## Begin MATERIAL FOR THIS EXERCISE

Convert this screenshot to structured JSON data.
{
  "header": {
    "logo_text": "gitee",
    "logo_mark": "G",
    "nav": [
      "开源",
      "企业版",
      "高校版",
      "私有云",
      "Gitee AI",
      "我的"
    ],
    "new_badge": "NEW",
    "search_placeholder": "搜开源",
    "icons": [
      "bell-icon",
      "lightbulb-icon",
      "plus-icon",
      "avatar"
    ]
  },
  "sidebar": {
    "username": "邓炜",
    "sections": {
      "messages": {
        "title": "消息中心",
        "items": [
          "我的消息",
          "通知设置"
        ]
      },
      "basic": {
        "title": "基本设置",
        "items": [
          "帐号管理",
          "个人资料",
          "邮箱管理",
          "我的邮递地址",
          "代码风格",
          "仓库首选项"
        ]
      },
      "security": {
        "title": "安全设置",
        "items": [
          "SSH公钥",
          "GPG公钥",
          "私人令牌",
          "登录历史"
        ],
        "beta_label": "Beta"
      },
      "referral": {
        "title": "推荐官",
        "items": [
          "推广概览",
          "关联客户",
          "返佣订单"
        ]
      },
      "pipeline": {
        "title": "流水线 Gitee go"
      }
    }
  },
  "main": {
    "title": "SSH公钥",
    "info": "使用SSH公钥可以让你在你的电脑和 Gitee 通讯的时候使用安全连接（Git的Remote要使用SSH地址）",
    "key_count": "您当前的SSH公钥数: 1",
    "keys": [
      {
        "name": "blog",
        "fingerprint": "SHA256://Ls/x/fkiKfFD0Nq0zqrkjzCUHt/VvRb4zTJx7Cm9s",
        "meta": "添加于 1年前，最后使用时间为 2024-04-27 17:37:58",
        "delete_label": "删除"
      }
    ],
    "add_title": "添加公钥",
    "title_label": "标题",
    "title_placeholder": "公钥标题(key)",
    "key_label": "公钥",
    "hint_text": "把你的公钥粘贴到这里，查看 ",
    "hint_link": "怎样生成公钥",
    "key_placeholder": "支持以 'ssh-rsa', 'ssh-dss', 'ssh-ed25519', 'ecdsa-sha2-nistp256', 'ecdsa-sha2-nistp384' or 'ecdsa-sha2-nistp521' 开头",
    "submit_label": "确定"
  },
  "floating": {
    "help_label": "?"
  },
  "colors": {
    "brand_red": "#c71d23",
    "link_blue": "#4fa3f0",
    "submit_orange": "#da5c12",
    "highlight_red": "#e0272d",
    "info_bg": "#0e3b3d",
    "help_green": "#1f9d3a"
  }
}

## End MATERIAL FOR THIS EXERCISE

Copy all of the data exactly.

(TASK RESPONSE)
Convert this screenshot to structured JSON data.
{
  "header": {
    "logo_text": "gitee",
    "logo_mark": "G",
    "nav": [
      "开源",
      "企业版",
      "高校版",
      "私有云",
      "Gitee AI",
      "我的"
    ],
    "new_badge": "NEW",
    "search_placeholder": "搜开源",
    "icons": [
      "bell-icon",
      "lightbulb-icon",
      "plus-icon",
      "avatar"
    ]
  },
  "sidebar": {
    "username": "邓炜",
    "sections": {
      "messages": {
        "title": "消息中心",
        "items": [
          "我的消息",
          "通知设置"
        ]
      },
      "basic": {
        "title": "基本设置",
        "items": [
          "帐号管理",
          "个人资料",
          "邮箱管理",
          "我的邮递地址",
          "代码风格",
          "仓库首选项"
        ]
      },
      "security": {
        "title": "安全设置",
        "items": [
          "SSH公钥",
          "GPG公钥",
          "私人令牌",
          "登录历史"
        ],
        "beta_label": "Beta"
      },
      "referral": {
        "title": "推荐官",
        "items": [
          "推广概览",
          "关联客户",
          "返佣订单"
        ]
      },
      "pipeline": {
        "title": "流水线 Gitee go"
      }
    }
  },
  "main": {
    "title": "SSH公钥",
    "info": "使用SSH公钥可以让你在你的电脑和 Gitee 通讯的时候使用安全连接（Git的Remote要使用SSH地址）",
    "key_count": "您当前的SSH公钥数: 1",
    "keys": [
      {
        "name": "blog",
        "fingerprint": "SHA256://Ls/x/fkiKfFD0Nq0zqrkjzCUHt/VvRb4zTJx7Cm9s",
        "meta": "添加于 1年前，最后使用时间为 2024-04-27 17:37:58",
        "delete_label": "删除"
      }
    ],
    "add_title": "添加公钥",
    "title_label": "标题",
    "title_placeholder": "公钥标题(key)",
    "key_label": "公钥",
    "hint_text": "把你的公钥粘贴到这里，查看 ",
    "hint_link": "怎样生成公钥",
    "key_placeholder": "支持以 'ssh-rsa', 'ssh-dss', 'ssh-ed25519', 'ecdsa-sha2-nistp256', 'ecdsa-sha2-nistp384' or 'ecdsa-sha2-nistp521' 开头",
    "submit_label": "确定"
  },
  "floating": {
    "help_label": "?"
  },
  "colors": {
    "brand_red": "#c71d23",
    "link_blue": "#4fa3f0",
    "submit_orange": "#da5c12",
    "highlight_red": "#e0272d",
    "info_bg": "#0e3b3d",
    "help_green": "#1f9d3a"
  }
}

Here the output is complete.